— start DATASET ROWS —

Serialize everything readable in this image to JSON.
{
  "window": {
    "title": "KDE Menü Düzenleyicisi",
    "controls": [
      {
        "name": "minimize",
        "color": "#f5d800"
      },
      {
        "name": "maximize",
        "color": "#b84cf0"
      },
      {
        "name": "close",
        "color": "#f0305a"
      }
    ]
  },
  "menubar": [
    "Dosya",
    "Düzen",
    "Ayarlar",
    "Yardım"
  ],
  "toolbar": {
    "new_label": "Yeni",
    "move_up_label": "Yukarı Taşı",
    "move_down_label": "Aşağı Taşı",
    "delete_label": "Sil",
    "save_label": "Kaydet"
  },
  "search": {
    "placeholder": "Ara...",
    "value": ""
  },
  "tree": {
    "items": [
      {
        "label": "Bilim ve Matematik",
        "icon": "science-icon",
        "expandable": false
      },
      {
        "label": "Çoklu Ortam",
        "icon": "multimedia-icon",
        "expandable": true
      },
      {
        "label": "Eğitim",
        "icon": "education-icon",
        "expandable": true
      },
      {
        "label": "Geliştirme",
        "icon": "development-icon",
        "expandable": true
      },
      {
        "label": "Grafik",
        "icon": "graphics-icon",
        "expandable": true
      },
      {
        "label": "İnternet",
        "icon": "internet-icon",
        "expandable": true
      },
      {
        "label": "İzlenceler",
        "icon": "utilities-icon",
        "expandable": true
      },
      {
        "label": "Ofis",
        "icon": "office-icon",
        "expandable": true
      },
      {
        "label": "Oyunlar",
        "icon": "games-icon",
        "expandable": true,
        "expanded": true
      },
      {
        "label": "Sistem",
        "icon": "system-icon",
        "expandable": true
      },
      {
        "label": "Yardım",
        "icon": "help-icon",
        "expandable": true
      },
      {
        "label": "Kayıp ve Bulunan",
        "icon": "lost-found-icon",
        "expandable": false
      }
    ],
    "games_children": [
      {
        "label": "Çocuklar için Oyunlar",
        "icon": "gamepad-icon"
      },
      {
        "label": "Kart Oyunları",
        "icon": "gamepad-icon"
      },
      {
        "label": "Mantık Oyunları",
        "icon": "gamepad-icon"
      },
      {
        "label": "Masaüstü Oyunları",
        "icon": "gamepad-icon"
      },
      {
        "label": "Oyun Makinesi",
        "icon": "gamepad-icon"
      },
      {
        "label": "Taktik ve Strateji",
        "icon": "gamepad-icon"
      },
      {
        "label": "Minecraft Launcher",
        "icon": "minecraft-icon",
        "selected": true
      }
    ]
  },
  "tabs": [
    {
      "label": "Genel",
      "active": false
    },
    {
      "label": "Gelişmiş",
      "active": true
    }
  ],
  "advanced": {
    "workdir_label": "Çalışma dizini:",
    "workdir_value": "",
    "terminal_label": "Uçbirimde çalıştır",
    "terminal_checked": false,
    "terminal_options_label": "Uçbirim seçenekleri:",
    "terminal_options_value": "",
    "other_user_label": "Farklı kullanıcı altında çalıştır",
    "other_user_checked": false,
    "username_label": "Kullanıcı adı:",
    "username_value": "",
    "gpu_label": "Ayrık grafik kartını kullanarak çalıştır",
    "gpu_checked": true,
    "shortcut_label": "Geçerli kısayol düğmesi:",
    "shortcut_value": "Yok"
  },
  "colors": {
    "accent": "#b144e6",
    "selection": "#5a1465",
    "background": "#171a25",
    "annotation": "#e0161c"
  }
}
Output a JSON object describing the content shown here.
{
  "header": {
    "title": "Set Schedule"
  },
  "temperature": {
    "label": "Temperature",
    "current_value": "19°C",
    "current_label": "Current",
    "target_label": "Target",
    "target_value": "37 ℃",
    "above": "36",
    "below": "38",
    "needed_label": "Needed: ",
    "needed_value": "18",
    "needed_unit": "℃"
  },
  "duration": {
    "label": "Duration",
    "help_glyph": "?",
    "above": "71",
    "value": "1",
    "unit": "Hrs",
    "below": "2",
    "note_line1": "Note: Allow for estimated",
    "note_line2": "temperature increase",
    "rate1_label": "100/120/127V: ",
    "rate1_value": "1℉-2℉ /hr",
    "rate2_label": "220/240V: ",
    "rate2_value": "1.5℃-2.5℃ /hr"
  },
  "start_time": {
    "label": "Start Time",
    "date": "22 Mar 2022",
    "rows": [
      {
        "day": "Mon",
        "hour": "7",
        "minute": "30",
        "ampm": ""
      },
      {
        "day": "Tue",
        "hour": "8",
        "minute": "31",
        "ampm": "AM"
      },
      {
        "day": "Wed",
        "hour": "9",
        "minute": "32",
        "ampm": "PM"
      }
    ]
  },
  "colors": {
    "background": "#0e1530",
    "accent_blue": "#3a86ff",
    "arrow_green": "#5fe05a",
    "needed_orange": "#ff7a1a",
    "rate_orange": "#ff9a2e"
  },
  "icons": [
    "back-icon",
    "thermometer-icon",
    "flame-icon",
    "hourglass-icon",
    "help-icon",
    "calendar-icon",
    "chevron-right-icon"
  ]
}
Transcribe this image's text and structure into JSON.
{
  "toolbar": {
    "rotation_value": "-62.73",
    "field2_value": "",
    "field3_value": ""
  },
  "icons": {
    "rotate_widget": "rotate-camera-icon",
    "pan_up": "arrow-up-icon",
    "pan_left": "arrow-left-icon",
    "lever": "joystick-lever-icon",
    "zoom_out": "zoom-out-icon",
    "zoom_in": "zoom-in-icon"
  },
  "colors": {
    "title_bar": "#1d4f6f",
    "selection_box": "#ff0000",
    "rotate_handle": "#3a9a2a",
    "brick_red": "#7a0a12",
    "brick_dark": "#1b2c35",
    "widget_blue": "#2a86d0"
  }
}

— end DATASET ROWS —

▶ **WHAT TO PRODUCE**: Write out the entries in full, exactly as given.

▶ **RESPONSE**:
Serialize everything readable in this image to JSON.
{
  "window": {
    "title": "KDE Menü Düzenleyicisi",
    "controls": [
      {
        "name": "minimize",
        "color": "#f5d800"
      },
      {
        "name": "maximize",
        "color": "#b84cf0"
      },
      {
        "name": "close",
        "color": "#f0305a"
      }
    ]
  },
  "menubar": [
    "Dosya",
    "Düzen",
    "Ayarlar",
    "Yardım"
  ],
  "toolbar": {
    "new_label": "Yeni",
    "move_up_label": "Yukarı Taşı",
    "move_down_label": "Aşağı Taşı",
    "delete_label": "Sil",
    "save_label": "Kaydet"
  },
  "search": {
    "placeholder": "Ara...",
    "value": ""
  },
  "tree": {
    "items": [
      {
        "label": "Bilim ve Matematik",
        "icon": "science-icon",
        "expandable": false
      },
      {
        "label": "Çoklu Ortam",
        "icon": "multimedia-icon",
        "expandable": true
      },
      {
        "label": "Eğitim",
        "icon": "education-icon",
        "expandable": true
      },
      {
        "label": "Geliştirme",
        "icon": "development-icon",
        "expandable": true
      },
      {
        "label": "Grafik",
        "icon": "graphics-icon",
        "expandable": true
      },
      {
        "label": "İnternet",
        "icon": "internet-icon",
        "expandable": true
      },
      {
        "label": "İzlenceler",
        "icon": "utilities-icon",
        "expandable": true
      },
      {
        "label": "Ofis",
        "icon": "office-icon",
        "expandable": true
      },
      {
        "label": "Oyunlar",
        "icon": "games-icon",
        "expandable": true,
        "expanded": true
      },
      {
        "label": "Sistem",
        "icon": "system-icon",
        "expandable": true
      },
      {
        "label": "Yardım",
        "icon": "help-icon",
        "expandable": true
      },
      {
        "label": "Kayıp ve Bulunan",
        "icon": "lost-found-icon",
        "expandable": false
      }
    ],
    "games_children": [
      {
        "label": "Çocuklar için Oyunlar",
        "icon": "gamepad-icon"
      },
      {
        "label": "Kart Oyunları",
        "icon": "gamepad-icon"
      },
      {
        "label": "Mantık Oyunları",
        "icon": "gamepad-icon"
      },
      {
        "label": "Masaüstü Oyunları",
        "icon": "gamepad-icon"
      },
      {
        "label": "Oyun Makinesi",
        "icon": "gamepad-icon"
      },
      {
        "label": "Taktik ve Strateji",
        "icon": "gamepad-icon"
      },
      {
        "label": "Minecraft Launcher",
        "icon": "minecraft-icon",
        "selected": true
      }
    ]
  },
  "tabs": [
    {
      "label": "Genel",
      "active": false
    },
    {
      "label": "Gelişmiş",
      "active": true
    }
  ],
  "advanced": {
    "workdir_label": "Çalışma dizini:",
    "workdir_value": "",
    "terminal_label": "Uçbirimde çalıştır",
    "terminal_checked": false,
    "terminal_options_label": "Uçbirim seçenekleri:",
    "terminal_options_value": "",
    "other_user_label": "Farklı kullanıcı altında çalıştır",
    "other_user_checked": false,
    "username_label": "Kullanıcı adı:",
    "username_value": "",
    "gpu_label": "Ayrık grafik kartını kullanarak çalıştır",
    "gpu_checked": true,
    "shortcut_label": "Geçerli kısayol düğmesi:",
    "shortcut_value": "Yok"
  },
  "colors": {
    "accent": "#b144e6",
    "selection": "#5a1465",
    "background": "#171a25",
    "annotation": "#e0161c"
  }
}
Output a JSON object describing the content shown here.
{
  "header": {
    "title": "Set Schedule"
  },
  "temperature": {
    "label": "Temperature",
    "current_value": "19°C",
    "current_label": "Current",
    "target_label": "Target",
    "target_value": "37 ℃",
    "above": "36",
    "below": "38",
    "needed_label": "Needed: ",
    "needed_value": "18",
    "needed_unit": "℃"
  },
  "duration": {
    "label": "Duration",
    "help_glyph": "?",
    "above": "71",
    "value": "1",
    "unit": "Hrs",
    "below": "2",
    "note_line1": "Note: Allow for estimated",
    "note_line2": "temperature increase",
    "rate1_label": "100/120/127V: ",
    "rate1_value": "1℉-2℉ /hr",
    "rate2_label": "220/240V: ",
    "rate2_value": "1.5℃-2.5℃ /hr"
  },
  "start_time": {
    "label": "Start Time",
    "date": "22 Mar 2022",
    "rows": [
      {
        "day": "Mon",
        "hour": "7",
        "minute": "30",
        "ampm": ""
      },
      {
        "day": "Tue",
        "hour": "8",
        "minute": "31",
        "ampm": "AM"
      },
      {
        "day": "Wed",
        "hour": "9",
        "minute": "32",
        "ampm": "PM"
      }
    ]
  },
  "colors": {
    "background": "#0e1530",
    "accent_blue": "#3a86ff",
    "arrow_green": "#5fe05a",
    "needed_orange": "#ff7a1a",
    "rate_orange": "#ff9a2e"
  },
  "icons": [
    "back-icon",
    "thermometer-icon",
    "flame-icon",
    "hourglass-icon",
    "help-icon",
    "calendar-icon",
    "chevron-right-icon"
  ]
}
Transcribe this image's text and structure into JSON.
{
  "toolbar": {
    "rotation_value": "-62.73",
    "field2_value": "",
    "field3_value": ""
  },
  "icons": {
    "rotate_widget": "rotate-camera-icon",
    "pan_up": "arrow-up-icon",
    "pan_left": "arrow-left-icon",
    "lever": "joystick-lever-icon",
    "zoom_out": "zoom-out-icon",
    "zoom_in": "zoom-in-icon"
  },
  "colors": {
    "title_bar": "#1d4f6f",
    "selection_box": "#ff0000",
    "rotate_handle": "#3a9a2a",
    "brick_red": "#7a0a12",
    "brick_dark": "#1b2c35",
    "widget_blue": "#2a86d0"
  }
}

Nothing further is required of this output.